Print the records again, character for character.

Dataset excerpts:
────────────────────────────────────────

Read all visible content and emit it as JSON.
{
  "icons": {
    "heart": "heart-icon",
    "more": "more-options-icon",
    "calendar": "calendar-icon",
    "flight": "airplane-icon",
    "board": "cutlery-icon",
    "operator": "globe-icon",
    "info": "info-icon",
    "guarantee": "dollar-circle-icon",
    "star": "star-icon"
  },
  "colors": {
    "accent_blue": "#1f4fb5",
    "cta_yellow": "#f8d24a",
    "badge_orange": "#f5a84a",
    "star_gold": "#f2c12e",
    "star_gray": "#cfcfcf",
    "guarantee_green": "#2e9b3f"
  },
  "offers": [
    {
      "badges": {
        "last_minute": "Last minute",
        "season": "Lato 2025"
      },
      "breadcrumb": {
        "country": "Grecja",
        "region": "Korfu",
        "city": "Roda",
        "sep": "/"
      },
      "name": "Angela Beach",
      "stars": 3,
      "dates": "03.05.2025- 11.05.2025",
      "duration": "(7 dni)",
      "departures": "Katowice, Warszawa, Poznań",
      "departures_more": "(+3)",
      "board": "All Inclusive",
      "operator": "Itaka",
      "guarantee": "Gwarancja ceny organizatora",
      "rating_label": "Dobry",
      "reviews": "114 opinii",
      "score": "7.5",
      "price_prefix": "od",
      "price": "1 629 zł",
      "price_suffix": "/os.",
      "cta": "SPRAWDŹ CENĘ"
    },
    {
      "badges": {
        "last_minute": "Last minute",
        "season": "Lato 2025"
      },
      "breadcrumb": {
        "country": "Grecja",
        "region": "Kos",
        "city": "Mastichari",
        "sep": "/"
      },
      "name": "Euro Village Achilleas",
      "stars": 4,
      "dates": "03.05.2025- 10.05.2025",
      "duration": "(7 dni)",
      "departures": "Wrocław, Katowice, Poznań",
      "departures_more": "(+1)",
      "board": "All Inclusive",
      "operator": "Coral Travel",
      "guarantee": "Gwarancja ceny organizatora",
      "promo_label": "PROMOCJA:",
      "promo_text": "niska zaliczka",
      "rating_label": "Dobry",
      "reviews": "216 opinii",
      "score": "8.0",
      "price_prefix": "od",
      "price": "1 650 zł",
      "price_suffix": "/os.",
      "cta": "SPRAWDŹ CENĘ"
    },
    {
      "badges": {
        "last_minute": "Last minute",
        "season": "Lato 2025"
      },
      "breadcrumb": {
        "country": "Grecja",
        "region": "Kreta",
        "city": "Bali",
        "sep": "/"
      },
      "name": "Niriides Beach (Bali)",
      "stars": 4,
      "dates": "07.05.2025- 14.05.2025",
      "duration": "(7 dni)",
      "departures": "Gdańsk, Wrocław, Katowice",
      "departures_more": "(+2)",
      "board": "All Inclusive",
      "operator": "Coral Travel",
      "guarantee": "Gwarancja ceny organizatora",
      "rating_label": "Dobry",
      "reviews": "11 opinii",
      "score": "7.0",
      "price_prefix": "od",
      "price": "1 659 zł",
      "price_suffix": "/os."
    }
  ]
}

────────────────────────────────────────

**FINAL RESULT**.
Read all visible content and emit it as JSON.
{
  "icons": {
    "heart": "heart-icon",
    "more": "more-options-icon",
    "calendar": "calendar-icon",
    "flight": "airplane-icon",
    "board": "cutlery-icon",
    "operator": "globe-icon",
    "info": "info-icon",
    "guarantee": "dollar-circle-icon",
    "star": "star-icon"
  },
  "colors": {
    "accent_blue": "#1f4fb5",
    "cta_yellow": "#f8d24a",
    "badge_orange": "#f5a84a",
    "star_gold": "#f2c12e",
    "star_gray": "#cfcfcf",
    "guarantee_green": "#2e9b3f"
  },
  "offers": [
    {
      "badges": {
        "last_minute": "Last minute",
        "season": "Lato 2025"
      },
      "breadcrumb": {
        "country": "Grecja",
        "region": "Korfu",
        "city": "Roda",
        "sep": "/"
      },
      "name": "Angela Beach",
      "stars": 3,
      "dates": "03.05.2025- 11.05.2025",
      "duration": "(7 dni)",
      "departures": "Katowice, Warszawa, Poznań",
      "departures_more": "(+3)",
      "board": "All Inclusive",
      "operator": "Itaka",
      "guarantee": "Gwarancja ceny organizatora",
      "rating_label": "Dobry",
      "reviews": "114 opinii",
      "score": "7.5",
      "price_prefix": "od",
      "price": "1 629 zł",
      "price_suffix": "/os.",
      "cta": "SPRAWDŹ CENĘ"
    },
    {
      "badges": {
        "last_minute": "Last minute",
        "season": "Lato 2025"
      },
      "breadcrumb": {
        "country": "Grecja",
        "region": "Kos",
        "city": "Mastichari",
        "sep": "/"
      },
      "name": "Euro Village Achilleas",
      "stars": 4,
      "dates": "03.05.2025- 10.05.2025",
      "duration": "(7 dni)",
      "departures": "Wrocław, Katowice, Poznań",
      "departures_more": "(+1)",
      "board": "All Inclusive",
      "operator": "Coral Travel",
      "guarantee": "Gwarancja ceny organizatora",
      "promo_label": "PROMOCJA:",
      "promo_text": "niska zaliczka",
      "rating_label": "Dobry",
      "reviews": "216 opinii",
      "score": "8.0",
      "price_prefix": "od",
      "price": "1 650 zł",
      "price_suffix": "/os.",
      "cta": "SPRAWDŹ CENĘ"
    },
    {
      "badges": {
        "last_minute": "Last minute",
        "season": "Lato 2025"
      },
      "breadcrumb": {
        "country": "Grecja",
        "region": "Kreta",
        "city": "Bali",
        "sep": "/"
      },
      "name": "Niriides Beach (Bali)",
      "stars": 4,
      "dates": "07.05.2025- 14.05.2025",
      "duration": "(7 dni)",
      "departures": "Gdańsk, Wrocław, Katowice",
      "departures_more": "(+2)",
      "board": "All Inclusive",
      "operator": "Coral Travel",
      "guarantee": "Gwarancja ceny organizatora",
      "rating_label": "Dobry",
      "reviews": "11 opinii",
      "score": "7.0",
      "price_prefix": "od",
      "price": "1 659 zł",
      "price_suffix": "/os."
    }
  ]
}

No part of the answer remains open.